The records —
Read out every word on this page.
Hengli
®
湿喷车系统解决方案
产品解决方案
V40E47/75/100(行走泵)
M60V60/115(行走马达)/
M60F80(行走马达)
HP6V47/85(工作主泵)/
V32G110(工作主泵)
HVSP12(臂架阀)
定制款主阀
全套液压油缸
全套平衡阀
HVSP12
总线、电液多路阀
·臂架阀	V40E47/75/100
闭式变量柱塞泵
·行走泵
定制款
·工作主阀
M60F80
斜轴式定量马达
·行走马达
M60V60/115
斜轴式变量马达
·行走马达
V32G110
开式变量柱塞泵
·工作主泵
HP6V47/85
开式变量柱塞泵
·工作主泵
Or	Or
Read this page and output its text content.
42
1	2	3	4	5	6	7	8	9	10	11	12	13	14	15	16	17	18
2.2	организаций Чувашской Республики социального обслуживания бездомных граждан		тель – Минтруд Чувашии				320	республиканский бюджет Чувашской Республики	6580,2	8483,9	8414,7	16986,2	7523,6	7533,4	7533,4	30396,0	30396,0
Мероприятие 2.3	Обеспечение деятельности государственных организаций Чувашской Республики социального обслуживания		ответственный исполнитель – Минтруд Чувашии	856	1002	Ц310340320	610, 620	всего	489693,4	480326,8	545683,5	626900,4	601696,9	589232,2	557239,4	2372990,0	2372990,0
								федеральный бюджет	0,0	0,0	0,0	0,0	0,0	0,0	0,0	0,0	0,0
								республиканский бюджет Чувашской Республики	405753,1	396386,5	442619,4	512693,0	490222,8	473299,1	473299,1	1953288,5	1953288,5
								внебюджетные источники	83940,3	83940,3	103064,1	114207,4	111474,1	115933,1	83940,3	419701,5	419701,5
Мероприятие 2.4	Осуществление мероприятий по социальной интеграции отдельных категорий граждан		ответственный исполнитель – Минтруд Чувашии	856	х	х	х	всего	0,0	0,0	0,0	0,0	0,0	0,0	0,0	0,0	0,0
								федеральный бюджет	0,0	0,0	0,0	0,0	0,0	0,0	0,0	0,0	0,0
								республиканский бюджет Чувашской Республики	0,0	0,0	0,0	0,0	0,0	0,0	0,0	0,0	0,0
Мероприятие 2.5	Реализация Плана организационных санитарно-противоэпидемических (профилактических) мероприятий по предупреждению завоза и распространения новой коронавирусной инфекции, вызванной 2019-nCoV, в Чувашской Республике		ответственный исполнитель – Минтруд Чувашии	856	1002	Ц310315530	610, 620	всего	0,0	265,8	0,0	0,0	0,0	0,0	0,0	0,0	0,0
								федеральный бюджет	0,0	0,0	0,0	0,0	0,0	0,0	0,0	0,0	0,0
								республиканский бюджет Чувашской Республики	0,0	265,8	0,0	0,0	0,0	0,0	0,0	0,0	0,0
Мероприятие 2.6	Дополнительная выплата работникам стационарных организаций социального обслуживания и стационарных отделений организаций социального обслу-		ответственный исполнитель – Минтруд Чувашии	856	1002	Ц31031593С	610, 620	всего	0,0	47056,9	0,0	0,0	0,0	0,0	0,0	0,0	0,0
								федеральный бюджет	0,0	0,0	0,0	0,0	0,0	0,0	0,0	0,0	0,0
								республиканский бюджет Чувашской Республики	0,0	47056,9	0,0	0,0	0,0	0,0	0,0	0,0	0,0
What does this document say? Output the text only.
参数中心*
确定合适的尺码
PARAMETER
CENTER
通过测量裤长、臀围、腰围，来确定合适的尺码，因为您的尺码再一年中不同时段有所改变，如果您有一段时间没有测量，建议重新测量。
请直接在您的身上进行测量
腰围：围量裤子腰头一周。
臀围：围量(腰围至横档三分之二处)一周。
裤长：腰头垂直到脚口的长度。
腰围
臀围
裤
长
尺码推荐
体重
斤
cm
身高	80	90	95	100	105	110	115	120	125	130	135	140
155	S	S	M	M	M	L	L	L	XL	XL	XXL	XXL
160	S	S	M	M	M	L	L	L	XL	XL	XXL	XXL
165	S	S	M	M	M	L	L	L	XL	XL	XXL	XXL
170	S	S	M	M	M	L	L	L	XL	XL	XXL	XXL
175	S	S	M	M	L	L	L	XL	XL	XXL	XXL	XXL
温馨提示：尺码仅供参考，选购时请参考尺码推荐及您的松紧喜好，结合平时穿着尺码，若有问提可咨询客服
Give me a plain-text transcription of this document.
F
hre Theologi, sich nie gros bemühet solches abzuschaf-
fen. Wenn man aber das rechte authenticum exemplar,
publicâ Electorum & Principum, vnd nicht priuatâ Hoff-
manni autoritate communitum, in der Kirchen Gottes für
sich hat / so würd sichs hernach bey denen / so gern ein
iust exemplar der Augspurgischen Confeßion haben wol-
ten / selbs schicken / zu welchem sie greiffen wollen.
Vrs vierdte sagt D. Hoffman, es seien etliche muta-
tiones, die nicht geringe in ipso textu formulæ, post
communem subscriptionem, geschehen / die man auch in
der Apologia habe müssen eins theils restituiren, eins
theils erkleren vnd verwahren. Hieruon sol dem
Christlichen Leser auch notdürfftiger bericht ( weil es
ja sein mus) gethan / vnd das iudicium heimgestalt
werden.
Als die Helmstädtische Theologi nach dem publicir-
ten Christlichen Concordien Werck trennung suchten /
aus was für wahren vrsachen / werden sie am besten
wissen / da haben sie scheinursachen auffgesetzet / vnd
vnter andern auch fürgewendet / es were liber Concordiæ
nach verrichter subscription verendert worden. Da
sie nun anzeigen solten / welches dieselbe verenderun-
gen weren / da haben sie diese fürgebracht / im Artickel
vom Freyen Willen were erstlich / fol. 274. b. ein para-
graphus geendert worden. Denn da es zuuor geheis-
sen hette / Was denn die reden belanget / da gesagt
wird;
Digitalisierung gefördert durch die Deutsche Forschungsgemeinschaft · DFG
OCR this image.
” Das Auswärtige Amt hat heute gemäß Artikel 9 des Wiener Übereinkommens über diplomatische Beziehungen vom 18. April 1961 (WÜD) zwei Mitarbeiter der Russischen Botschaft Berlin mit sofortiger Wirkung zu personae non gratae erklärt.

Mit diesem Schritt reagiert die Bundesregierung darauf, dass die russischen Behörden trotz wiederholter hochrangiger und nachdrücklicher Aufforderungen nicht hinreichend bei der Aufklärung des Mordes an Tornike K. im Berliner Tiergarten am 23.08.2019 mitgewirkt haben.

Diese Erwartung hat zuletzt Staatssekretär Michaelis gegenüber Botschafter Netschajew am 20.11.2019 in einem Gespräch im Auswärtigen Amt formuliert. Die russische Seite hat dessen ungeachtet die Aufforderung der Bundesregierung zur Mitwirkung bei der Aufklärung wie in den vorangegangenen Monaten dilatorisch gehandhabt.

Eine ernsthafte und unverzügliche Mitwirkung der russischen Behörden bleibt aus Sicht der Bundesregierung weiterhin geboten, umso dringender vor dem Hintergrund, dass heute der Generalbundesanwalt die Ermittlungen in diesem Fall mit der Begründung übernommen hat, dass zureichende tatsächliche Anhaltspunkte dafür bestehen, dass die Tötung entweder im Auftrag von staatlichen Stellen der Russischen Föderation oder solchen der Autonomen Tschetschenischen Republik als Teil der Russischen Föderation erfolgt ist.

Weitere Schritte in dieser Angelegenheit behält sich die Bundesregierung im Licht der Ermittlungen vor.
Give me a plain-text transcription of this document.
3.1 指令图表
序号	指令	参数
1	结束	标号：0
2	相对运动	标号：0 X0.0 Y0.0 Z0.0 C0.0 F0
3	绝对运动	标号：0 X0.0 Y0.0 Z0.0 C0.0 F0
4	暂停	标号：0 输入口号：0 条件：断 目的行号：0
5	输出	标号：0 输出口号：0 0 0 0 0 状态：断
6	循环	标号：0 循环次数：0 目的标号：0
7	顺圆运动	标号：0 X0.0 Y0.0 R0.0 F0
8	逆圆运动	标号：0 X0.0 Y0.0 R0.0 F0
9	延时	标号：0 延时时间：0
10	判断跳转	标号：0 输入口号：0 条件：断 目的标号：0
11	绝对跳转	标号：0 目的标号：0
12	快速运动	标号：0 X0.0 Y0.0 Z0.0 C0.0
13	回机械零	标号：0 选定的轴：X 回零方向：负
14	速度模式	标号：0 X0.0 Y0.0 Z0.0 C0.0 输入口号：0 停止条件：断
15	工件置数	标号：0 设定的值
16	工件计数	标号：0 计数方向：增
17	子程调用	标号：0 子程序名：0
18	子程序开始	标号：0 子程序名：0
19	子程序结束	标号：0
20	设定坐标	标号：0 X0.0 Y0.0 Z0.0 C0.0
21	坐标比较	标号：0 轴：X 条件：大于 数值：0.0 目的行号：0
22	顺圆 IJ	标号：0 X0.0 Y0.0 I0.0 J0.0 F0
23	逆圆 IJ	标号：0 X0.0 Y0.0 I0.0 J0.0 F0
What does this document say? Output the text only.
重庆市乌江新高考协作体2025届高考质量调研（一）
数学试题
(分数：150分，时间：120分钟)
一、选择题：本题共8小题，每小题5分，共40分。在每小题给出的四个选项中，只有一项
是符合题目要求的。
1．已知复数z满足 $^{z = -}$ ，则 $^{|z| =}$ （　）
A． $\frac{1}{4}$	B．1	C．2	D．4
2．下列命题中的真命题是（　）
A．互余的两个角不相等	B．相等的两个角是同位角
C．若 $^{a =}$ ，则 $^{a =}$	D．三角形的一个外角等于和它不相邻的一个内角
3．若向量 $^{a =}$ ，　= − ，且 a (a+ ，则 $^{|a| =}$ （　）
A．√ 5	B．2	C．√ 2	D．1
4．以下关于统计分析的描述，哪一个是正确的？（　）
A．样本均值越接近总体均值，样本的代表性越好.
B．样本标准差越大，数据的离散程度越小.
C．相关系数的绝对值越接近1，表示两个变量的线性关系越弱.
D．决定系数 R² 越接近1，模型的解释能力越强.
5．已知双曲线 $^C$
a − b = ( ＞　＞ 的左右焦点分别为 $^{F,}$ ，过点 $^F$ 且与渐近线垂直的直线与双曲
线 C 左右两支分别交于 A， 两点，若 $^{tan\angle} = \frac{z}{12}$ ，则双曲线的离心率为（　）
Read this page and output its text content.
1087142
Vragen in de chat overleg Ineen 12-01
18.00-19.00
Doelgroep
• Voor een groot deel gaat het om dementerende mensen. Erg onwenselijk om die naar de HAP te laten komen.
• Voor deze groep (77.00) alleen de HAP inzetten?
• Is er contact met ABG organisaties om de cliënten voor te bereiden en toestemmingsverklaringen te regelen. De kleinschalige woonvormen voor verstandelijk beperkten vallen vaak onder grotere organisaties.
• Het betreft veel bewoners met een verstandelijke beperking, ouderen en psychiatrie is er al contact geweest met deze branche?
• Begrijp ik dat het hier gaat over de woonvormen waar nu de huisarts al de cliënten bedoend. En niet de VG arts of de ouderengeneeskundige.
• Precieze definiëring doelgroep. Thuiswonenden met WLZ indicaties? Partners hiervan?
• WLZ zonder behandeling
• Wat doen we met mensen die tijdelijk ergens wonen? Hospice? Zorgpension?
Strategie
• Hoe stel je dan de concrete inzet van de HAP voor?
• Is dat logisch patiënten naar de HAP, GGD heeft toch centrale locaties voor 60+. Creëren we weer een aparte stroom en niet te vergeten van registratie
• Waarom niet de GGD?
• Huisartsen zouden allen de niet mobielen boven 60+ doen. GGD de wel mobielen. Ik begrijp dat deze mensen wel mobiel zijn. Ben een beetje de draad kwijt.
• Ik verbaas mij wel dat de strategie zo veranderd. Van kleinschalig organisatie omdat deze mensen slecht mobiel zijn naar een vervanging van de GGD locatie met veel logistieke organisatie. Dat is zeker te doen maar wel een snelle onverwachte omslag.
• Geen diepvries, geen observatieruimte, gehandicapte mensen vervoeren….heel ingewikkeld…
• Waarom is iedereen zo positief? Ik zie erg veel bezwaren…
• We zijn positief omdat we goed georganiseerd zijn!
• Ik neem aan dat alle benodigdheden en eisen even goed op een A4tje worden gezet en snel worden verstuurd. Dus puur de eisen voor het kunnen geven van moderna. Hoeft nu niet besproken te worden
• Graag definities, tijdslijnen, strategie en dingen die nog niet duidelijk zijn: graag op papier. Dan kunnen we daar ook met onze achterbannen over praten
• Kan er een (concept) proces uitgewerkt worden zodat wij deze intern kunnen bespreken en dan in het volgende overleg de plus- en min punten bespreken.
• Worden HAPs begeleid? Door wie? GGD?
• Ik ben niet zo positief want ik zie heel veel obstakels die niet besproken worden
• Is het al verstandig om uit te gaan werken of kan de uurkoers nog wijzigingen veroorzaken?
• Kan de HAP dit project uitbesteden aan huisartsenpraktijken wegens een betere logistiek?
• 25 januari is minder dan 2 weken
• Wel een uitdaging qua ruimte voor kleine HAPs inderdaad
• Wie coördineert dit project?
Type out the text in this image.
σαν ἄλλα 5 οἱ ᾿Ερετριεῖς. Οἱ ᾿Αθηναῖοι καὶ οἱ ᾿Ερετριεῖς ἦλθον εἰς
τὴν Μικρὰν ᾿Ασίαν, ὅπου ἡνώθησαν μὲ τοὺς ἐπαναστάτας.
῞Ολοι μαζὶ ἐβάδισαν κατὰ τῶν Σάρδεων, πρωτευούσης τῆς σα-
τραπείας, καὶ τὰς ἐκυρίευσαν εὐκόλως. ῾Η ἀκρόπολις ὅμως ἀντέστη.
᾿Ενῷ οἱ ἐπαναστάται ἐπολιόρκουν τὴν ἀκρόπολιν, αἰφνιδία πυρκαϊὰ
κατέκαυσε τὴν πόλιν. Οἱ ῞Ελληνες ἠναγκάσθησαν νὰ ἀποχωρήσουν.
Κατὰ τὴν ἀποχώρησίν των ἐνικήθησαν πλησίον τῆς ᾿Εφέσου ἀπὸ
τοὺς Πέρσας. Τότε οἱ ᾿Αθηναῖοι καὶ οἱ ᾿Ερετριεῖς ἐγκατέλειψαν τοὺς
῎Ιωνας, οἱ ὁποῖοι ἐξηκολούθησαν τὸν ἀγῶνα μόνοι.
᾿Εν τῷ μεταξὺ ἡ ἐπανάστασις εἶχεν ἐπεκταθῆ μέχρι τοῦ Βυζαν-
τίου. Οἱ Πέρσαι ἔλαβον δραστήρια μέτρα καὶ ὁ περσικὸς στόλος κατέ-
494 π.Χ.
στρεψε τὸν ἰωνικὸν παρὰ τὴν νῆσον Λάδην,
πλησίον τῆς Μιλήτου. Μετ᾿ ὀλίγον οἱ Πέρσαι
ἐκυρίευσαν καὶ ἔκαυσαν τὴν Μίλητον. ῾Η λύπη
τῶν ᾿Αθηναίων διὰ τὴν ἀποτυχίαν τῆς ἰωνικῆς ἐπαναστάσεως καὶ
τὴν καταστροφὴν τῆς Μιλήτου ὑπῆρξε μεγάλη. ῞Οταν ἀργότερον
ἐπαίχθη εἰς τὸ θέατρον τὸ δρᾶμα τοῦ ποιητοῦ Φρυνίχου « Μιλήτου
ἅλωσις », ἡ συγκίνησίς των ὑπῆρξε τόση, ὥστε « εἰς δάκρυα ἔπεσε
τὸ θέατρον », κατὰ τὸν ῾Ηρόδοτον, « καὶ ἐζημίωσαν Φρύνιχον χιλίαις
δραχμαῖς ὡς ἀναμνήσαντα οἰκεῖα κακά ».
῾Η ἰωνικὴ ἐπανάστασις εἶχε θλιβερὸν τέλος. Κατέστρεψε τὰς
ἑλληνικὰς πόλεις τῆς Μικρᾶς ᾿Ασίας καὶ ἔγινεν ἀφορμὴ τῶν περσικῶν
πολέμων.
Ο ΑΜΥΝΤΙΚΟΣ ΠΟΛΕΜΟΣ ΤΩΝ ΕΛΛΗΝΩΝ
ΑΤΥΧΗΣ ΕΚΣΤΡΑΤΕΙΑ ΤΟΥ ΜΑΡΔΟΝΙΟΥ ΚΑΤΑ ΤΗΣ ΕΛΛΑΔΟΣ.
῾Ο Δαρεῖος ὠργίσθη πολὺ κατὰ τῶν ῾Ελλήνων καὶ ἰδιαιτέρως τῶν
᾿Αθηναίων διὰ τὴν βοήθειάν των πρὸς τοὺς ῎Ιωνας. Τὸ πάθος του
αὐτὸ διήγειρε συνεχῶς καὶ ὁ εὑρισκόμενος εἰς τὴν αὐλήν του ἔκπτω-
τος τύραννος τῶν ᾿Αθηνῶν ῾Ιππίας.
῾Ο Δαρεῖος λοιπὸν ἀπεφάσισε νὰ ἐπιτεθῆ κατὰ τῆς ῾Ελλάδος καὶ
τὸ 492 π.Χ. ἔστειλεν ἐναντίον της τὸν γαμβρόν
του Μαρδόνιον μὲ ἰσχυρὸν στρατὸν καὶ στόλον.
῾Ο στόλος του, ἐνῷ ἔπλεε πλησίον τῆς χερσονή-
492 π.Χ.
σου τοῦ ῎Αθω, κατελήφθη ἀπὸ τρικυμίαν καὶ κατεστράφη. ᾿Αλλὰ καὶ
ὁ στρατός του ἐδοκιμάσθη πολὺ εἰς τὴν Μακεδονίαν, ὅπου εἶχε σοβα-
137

Work to be completed —
Give only the number of lines in the entries above that hold the string "heel".

Task answer —
2